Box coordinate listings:
####
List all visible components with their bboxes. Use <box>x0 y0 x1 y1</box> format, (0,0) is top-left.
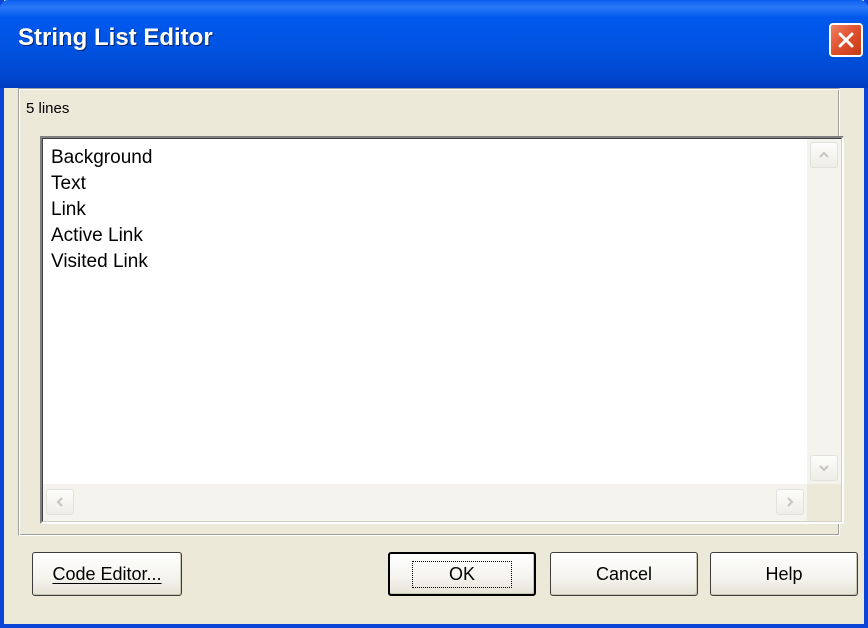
ok-button[interactable]: OK <box>388 552 536 596</box>
close-icon <box>838 32 854 48</box>
code-editor-label: Code Editor... <box>52 563 162 584</box>
cancel-label: Cancel <box>595 563 653 584</box>
title-bar[interactable]: String List Editor <box>0 0 868 88</box>
string-list-editor-dialog: String List Editor 5 lines Background Te… <box>0 0 868 628</box>
help-button[interactable]: Help <box>710 552 858 596</box>
help-label: Help <box>765 563 803 584</box>
cancel-button[interactable]: Cancel <box>550 552 698 596</box>
scroll-right-button[interactable] <box>776 489 804 515</box>
scroll-left-button[interactable] <box>46 489 74 515</box>
line-count-label: 5 lines <box>26 100 70 117</box>
memo-line: Active Link <box>51 225 143 246</box>
chevron-down-icon <box>819 465 829 472</box>
ok-label: OK <box>411 560 512 588</box>
memo-line: Text <box>51 173 86 194</box>
window-title: String List Editor <box>18 24 213 51</box>
string-list-memo[interactable]: Background Text Link Active Link Visited… <box>40 136 844 524</box>
vertical-scrollbar[interactable] <box>807 139 841 484</box>
horizontal-scrollbar[interactable] <box>43 484 807 521</box>
dialog-client-area: 5 lines Background Text Link Active Link… <box>4 88 864 624</box>
chevron-up-icon <box>819 151 829 158</box>
scroll-down-button[interactable] <box>810 455 838 481</box>
chevron-left-icon <box>56 497 63 507</box>
memo-text-area[interactable]: Background Text Link Active Link Visited… <box>51 145 811 275</box>
chevron-right-icon <box>787 497 794 507</box>
close-button[interactable] <box>829 23 863 57</box>
code-editor-button[interactable]: Code Editor... <box>32 552 182 596</box>
memo-line: Background <box>51 147 153 168</box>
memo-line: Visited Link <box>51 251 148 272</box>
memo-line: Link <box>51 199 86 220</box>
scroll-up-button[interactable] <box>810 142 838 168</box>
memo-frame: Background Text Link Active Link Visited… <box>42 138 842 522</box>
scrollbar-corner <box>807 484 841 521</box>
####
▶ **Requirement**: Switch every "memo-line" in the lines above to "list-item", then write out all the lines again with nothing else altered. Leave the pictures out.

▶ **Exercise response**:
List all visible components with their bboxes. Use <box>x0 y0 x1 y1</box> format, (0,0) is top-left.
ok-button[interactable]: OK <box>388 552 536 596</box>
close-icon <box>838 32 854 48</box>
code-editor-label: Code Editor... <box>52 563 162 584</box>
cancel-label: Cancel <box>595 563 653 584</box>
title-bar[interactable]: String List Editor <box>0 0 868 88</box>
string-list-editor-dialog: String List Editor 5 lines Background Te… <box>0 0 868 628</box>
help-button[interactable]: Help <box>710 552 858 596</box>
help-label: Help <box>765 563 803 584</box>
cancel-button[interactable]: Cancel <box>550 552 698 596</box>
scroll-right-button[interactable] <box>776 489 804 515</box>
scroll-left-button[interactable] <box>46 489 74 515</box>
line-count-label: 5 lines <box>26 100 70 117</box>
list-item: Active Link <box>51 225 143 246</box>
chevron-down-icon <box>819 465 829 472</box>
ok-label: OK <box>411 560 512 588</box>
list-item: Text <box>51 173 86 194</box>
window-title: String List Editor <box>18 24 213 51</box>
string-list-memo[interactable]: Background Text Link Active Link Visited… <box>40 136 844 524</box>
vertical-scrollbar[interactable] <box>807 139 841 484</box>
horizontal-scrollbar[interactable] <box>43 484 807 521</box>
dialog-client-area: 5 lines Background Text Link Active Link… <box>4 88 864 624</box>
chevron-up-icon <box>819 151 829 158</box>
scroll-down-button[interactable] <box>810 455 838 481</box>
chevron-left-icon <box>56 497 63 507</box>
memo-text-area[interactable]: Background Text Link Active Link Visited… <box>51 145 811 275</box>
chevron-right-icon <box>787 497 794 507</box>
close-button[interactable] <box>829 23 863 57</box>
code-editor-button[interactable]: Code Editor... <box>32 552 182 596</box>
list-item: Background <box>51 147 153 168</box>
list-item: Visited Link <box>51 251 148 272</box>
list-item: Link <box>51 199 86 220</box>
scroll-up-button[interactable] <box>810 142 838 168</box>
memo-frame: Background Text Link Active Link Visited… <box>42 138 842 522</box>
scrollbar-corner <box>807 484 841 521</box>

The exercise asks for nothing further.